**Goal**. Every line of the records below should be restated exactly.

**A run of records**.
* Start *

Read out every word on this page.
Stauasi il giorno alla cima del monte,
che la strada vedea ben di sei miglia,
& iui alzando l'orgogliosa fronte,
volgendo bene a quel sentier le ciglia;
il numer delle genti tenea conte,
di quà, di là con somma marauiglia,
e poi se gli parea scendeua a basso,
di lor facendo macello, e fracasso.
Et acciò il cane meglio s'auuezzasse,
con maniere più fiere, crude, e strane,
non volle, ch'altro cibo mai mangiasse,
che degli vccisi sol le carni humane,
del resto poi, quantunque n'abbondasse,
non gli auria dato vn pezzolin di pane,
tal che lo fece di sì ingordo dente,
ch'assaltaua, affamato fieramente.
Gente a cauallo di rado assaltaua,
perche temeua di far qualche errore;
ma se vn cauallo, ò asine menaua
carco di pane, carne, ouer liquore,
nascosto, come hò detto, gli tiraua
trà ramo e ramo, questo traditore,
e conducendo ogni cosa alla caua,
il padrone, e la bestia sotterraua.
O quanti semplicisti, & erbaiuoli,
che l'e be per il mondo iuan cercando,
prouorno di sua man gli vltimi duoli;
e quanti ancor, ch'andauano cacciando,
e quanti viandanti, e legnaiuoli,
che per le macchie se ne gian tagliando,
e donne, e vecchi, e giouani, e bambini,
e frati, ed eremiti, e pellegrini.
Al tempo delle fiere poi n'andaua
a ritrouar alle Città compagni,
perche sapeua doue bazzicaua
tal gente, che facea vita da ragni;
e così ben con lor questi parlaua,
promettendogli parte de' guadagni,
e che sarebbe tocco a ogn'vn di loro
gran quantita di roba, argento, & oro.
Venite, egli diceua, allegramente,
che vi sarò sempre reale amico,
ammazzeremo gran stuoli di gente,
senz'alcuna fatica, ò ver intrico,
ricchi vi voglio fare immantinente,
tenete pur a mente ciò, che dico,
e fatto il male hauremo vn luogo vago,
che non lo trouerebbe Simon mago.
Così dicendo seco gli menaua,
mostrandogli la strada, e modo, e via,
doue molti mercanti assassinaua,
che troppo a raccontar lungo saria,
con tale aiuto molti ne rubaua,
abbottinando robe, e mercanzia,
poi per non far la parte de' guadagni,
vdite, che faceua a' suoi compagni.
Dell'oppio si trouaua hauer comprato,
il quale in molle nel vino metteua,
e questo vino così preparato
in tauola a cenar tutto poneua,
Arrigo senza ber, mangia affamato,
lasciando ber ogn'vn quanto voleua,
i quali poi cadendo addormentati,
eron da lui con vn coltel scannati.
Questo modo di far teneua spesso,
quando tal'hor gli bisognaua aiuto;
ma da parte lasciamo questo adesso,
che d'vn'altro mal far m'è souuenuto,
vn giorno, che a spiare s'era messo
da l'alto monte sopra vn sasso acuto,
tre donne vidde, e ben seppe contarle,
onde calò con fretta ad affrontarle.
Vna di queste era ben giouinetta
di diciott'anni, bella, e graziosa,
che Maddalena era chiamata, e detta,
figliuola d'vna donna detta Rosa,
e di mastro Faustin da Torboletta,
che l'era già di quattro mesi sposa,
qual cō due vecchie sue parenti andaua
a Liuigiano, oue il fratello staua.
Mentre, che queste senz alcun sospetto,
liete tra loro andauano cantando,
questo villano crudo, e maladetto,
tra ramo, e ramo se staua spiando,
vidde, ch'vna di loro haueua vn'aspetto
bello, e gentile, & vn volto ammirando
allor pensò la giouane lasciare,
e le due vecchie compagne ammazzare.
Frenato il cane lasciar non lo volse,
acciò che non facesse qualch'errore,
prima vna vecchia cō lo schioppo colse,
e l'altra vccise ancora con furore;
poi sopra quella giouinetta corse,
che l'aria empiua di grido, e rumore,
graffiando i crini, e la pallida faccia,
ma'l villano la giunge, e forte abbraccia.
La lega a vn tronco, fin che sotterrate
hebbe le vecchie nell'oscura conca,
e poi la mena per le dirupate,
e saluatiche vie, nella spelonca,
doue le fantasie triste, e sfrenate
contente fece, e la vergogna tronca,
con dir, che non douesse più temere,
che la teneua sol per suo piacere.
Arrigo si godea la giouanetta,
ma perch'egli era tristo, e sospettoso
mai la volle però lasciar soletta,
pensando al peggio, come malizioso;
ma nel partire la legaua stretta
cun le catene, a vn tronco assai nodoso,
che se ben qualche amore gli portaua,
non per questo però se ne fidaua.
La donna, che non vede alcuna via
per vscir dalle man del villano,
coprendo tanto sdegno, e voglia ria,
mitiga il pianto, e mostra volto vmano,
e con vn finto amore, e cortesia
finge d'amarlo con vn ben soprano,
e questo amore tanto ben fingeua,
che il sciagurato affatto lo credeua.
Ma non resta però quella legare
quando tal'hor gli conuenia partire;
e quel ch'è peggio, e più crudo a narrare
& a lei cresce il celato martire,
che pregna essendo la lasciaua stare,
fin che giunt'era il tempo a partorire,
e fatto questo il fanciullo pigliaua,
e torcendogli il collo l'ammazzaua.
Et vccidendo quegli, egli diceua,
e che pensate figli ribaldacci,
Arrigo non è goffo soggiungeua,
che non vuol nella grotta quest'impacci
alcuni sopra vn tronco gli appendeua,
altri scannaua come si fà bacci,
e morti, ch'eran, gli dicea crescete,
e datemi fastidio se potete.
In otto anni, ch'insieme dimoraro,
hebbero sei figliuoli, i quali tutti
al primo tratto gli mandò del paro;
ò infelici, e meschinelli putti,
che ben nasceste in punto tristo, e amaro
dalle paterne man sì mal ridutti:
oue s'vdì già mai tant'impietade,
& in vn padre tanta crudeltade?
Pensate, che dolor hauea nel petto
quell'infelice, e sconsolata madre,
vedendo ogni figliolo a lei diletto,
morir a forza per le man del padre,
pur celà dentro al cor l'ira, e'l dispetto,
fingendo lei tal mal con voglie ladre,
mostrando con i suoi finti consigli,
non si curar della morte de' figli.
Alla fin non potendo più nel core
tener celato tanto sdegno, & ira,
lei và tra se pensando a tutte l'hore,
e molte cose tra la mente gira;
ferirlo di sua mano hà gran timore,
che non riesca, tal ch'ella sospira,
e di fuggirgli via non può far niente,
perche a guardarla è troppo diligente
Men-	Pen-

* End *

**Finished answer**.
Read out every word on this page.
Stauasi il giorno alla cima del monte,
che la strada vedea ben di sei miglia,
& iui alzando l'orgogliosa fronte,
volgendo bene a quel sentier le ciglia;
il numer delle genti tenea conte,
di quà, di là con somma marauiglia,
e poi se gli parea scendeua a basso,
di lor facendo macello, e fracasso.
Et acciò il cane meglio s'auuezzasse,
con maniere più fiere, crude, e strane,
non volle, ch'altro cibo mai mangiasse,
che degli vccisi sol le carni humane,
del resto poi, quantunque n'abbondasse,
non gli auria dato vn pezzolin di pane,
tal che lo fece di sì ingordo dente,
ch'assaltaua, affamato fieramente.
Gente a cauallo di rado assaltaua,
perche temeua di far qualche errore;
ma se vn cauallo, ò asine menaua
carco di pane, carne, ouer liquore,
nascosto, come hò detto, gli tiraua
trà ramo e ramo, questo traditore,
e conducendo ogni cosa alla caua,
il padrone, e la bestia sotterraua.
O quanti semplicisti, & erbaiuoli,
che l'e be per il mondo iuan cercando,
prouorno di sua man gli vltimi duoli;
e quanti ancor, ch'andauano cacciando,
e quanti viandanti, e legnaiuoli,
che per le macchie se ne gian tagliando,
e donne, e vecchi, e giouani, e bambini,
e frati, ed eremiti, e pellegrini.
Al tempo delle fiere poi n'andaua
a ritrouar alle Città compagni,
perche sapeua doue bazzicaua
tal gente, che facea vita da ragni;
e così ben con lor questi parlaua,
promettendogli parte de' guadagni,
e che sarebbe tocco a ogn'vn di loro
gran quantita di roba, argento, & oro.
Venite, egli diceua, allegramente,
che vi sarò sempre reale amico,
ammazzeremo gran stuoli di gente,
senz'alcuna fatica, ò ver intrico,
ricchi vi voglio fare immantinente,
tenete pur a mente ciò, che dico,
e fatto il male hauremo vn luogo vago,
che non lo trouerebbe Simon mago.
Così dicendo seco gli menaua,
mostrandogli la strada, e modo, e via,
doue molti mercanti assassinaua,
che troppo a raccontar lungo saria,
con tale aiuto molti ne rubaua,
abbottinando robe, e mercanzia,
poi per non far la parte de' guadagni,
vdite, che faceua a' suoi compagni.
Dell'oppio si trouaua hauer comprato,
il quale in molle nel vino metteua,
e questo vino così preparato
in tauola a cenar tutto poneua,
Arrigo senza ber, mangia affamato,
lasciando ber ogn'vn quanto voleua,
i quali poi cadendo addormentati,
eron da lui con vn coltel scannati.
Questo modo di far teneua spesso,
quando tal'hor gli bisognaua aiuto;
ma da parte lasciamo questo adesso,
che d'vn'altro mal far m'è souuenuto,
vn giorno, che a spiare s'era messo
da l'alto monte sopra vn sasso acuto,
tre donne vidde, e ben seppe contarle,
onde calò con fretta ad affrontarle.
Vna di queste era ben giouinetta
di diciott'anni, bella, e graziosa,
che Maddalena era chiamata, e detta,
figliuola d'vna donna detta Rosa,
e di mastro Faustin da Torboletta,
che l'era già di quattro mesi sposa,
qual cō due vecchie sue parenti andaua
a Liuigiano, oue il fratello staua.
Mentre, che queste senz alcun sospetto,
liete tra loro andauano cantando,
questo villano crudo, e maladetto,
tra ramo, e ramo se staua spiando,
vidde, ch'vna di loro haueua vn'aspetto
bello, e gentile, & vn volto ammirando
allor pensò la giouane lasciare,
e le due vecchie compagne ammazzare.
Frenato il cane lasciar non lo volse,
acciò che non facesse qualch'errore,
prima vna vecchia cō lo schioppo colse,
e l'altra vccise ancora con furore;
poi sopra quella giouinetta corse,
che l'aria empiua di grido, e rumore,
graffiando i crini, e la pallida faccia,
ma'l villano la giunge, e forte abbraccia.
La lega a vn tronco, fin che sotterrate
hebbe le vecchie nell'oscura conca,
e poi la mena per le dirupate,
e saluatiche vie, nella spelonca,
doue le fantasie triste, e sfrenate
contente fece, e la vergogna tronca,
con dir, che non douesse più temere,
che la teneua sol per suo piacere.
Arrigo si godea la giouanetta,
ma perch'egli era tristo, e sospettoso
mai la volle però lasciar soletta,
pensando al peggio, come malizioso;
ma nel partire la legaua stretta
cun le catene, a vn tronco assai nodoso,
che se ben qualche amore gli portaua,
non per questo però se ne fidaua.
La donna, che non vede alcuna via
per vscir dalle man del villano,
coprendo tanto sdegno, e voglia ria,
mitiga il pianto, e mostra volto vmano,
e con vn finto amore, e cortesia
finge d'amarlo con vn ben soprano,
e questo amore tanto ben fingeua,
che il sciagurato affatto lo credeua.
Ma non resta però quella legare
quando tal'hor gli conuenia partire;
e quel ch'è peggio, e più crudo a narrare
& a lei cresce il celato martire,
che pregna essendo la lasciaua stare,
fin che giunt'era il tempo a partorire,
e fatto questo il fanciullo pigliaua,
e torcendogli il collo l'ammazzaua.
Et vccidendo quegli, egli diceua,
e che pensate figli ribaldacci,
Arrigo non è goffo soggiungeua,
che non vuol nella grotta quest'impacci
alcuni sopra vn tronco gli appendeua,
altri scannaua come si fà bacci,
e morti, ch'eran, gli dicea crescete,
e datemi fastidio se potete.
In otto anni, ch'insieme dimoraro,
hebbero sei figliuoli, i quali tutti
al primo tratto gli mandò del paro;
ò infelici, e meschinelli putti,
che ben nasceste in punto tristo, e amaro
dalle paterne man sì mal ridutti:
oue s'vdì già mai tant'impietade,
& in vn padre tanta crudeltade?
Pensate, che dolor hauea nel petto
quell'infelice, e sconsolata madre,
vedendo ogni figliolo a lei diletto,
morir a forza per le man del padre,
pur celà dentro al cor l'ira, e'l dispetto,
fingendo lei tal mal con voglie ladre,
mostrando con i suoi finti consigli,
non si curar della morte de' figli.
Alla fin non potendo più nel core
tener celato tanto sdegno, & ira,
lei và tra se pensando a tutte l'hore,
e molte cose tra la mente gira;
ferirlo di sua mano hà gran timore,
che non riesca, tal ch'ella sospira,
e di fuggirgli via non può far niente,
perche a guardarla è troppo diligente
Men-	Pen-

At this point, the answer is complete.